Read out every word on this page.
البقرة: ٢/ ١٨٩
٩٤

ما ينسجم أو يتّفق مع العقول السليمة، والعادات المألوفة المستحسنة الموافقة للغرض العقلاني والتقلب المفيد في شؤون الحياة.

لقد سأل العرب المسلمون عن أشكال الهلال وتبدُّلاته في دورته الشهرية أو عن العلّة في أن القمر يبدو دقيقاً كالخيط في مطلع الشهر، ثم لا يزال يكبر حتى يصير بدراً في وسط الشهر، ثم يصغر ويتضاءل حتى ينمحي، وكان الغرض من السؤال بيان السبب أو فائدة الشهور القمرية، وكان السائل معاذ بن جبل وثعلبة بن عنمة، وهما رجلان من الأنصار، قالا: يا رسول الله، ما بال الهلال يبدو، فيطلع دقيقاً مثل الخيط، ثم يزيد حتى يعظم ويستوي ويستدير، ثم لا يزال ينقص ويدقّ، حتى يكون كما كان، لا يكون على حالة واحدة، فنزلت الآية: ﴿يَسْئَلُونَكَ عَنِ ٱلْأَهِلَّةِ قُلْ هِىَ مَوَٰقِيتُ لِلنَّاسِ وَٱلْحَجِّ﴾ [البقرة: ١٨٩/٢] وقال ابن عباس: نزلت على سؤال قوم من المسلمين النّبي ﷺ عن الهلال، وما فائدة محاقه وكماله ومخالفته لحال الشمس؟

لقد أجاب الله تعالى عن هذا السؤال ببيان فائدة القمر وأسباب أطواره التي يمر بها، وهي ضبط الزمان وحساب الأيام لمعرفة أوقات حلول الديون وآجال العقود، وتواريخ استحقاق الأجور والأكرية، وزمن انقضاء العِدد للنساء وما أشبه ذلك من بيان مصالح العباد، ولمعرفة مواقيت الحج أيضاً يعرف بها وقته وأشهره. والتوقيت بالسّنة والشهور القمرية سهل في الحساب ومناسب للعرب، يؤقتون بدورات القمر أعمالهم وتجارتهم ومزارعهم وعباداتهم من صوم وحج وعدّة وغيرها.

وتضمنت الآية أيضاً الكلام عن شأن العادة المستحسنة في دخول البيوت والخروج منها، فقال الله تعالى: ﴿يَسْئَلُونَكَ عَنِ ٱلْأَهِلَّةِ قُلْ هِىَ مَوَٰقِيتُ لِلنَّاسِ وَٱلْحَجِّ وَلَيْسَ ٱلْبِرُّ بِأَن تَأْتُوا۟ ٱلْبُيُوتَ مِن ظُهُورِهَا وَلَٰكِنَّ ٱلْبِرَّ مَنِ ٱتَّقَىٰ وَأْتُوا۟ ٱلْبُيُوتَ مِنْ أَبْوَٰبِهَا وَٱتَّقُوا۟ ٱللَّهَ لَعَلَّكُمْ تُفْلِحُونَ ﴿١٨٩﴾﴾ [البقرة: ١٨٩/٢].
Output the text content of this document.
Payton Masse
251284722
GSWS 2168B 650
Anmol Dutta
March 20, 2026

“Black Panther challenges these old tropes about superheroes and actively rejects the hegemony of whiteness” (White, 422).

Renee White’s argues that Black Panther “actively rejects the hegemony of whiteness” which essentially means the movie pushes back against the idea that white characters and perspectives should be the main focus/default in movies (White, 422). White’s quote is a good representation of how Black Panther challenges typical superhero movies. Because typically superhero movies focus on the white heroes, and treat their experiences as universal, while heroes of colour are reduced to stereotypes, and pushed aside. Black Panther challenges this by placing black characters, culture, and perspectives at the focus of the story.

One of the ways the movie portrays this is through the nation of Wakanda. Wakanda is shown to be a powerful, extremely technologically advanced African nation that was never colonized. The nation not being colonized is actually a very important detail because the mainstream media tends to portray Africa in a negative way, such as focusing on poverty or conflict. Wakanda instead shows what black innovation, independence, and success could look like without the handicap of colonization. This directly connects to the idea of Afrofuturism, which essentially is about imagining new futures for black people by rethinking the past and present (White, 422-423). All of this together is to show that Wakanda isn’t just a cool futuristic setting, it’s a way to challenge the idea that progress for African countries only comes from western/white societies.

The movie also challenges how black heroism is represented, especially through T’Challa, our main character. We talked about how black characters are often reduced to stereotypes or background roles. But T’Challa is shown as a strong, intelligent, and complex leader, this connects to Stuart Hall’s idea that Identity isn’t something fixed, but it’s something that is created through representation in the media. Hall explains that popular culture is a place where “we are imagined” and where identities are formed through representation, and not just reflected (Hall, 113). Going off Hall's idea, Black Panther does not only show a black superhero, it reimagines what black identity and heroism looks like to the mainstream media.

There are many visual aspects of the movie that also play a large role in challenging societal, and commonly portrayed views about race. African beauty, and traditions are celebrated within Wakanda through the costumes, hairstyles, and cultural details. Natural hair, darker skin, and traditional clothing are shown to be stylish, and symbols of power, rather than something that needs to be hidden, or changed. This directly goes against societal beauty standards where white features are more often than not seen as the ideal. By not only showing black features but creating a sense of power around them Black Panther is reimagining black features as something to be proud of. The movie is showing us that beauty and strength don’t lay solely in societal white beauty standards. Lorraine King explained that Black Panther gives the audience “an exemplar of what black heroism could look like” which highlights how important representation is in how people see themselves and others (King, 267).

——————————

List every line above containing the word "rejects".

“Black Panther challenges these old tropes about superheroes and actively rejects the hegemony of whiteness” (White, 422).
Renee White’s argues that Black Panther “actively rejects the hegemony of whiteness” which essentially means the movie pushes back against the idea that white characters and perspectives should be the main focus/default in movies (White, 422). White’s quote is a good representation of how Black Panther challenges typical superhero movies. Because typically superhero movies focus on the white heroes, and treat their experiences as universal, while heroes of colour are reduced to stereotypes, and pushed aside. Black Panther challenges this by placing black characters, culture, and perspectives at the focus of the story.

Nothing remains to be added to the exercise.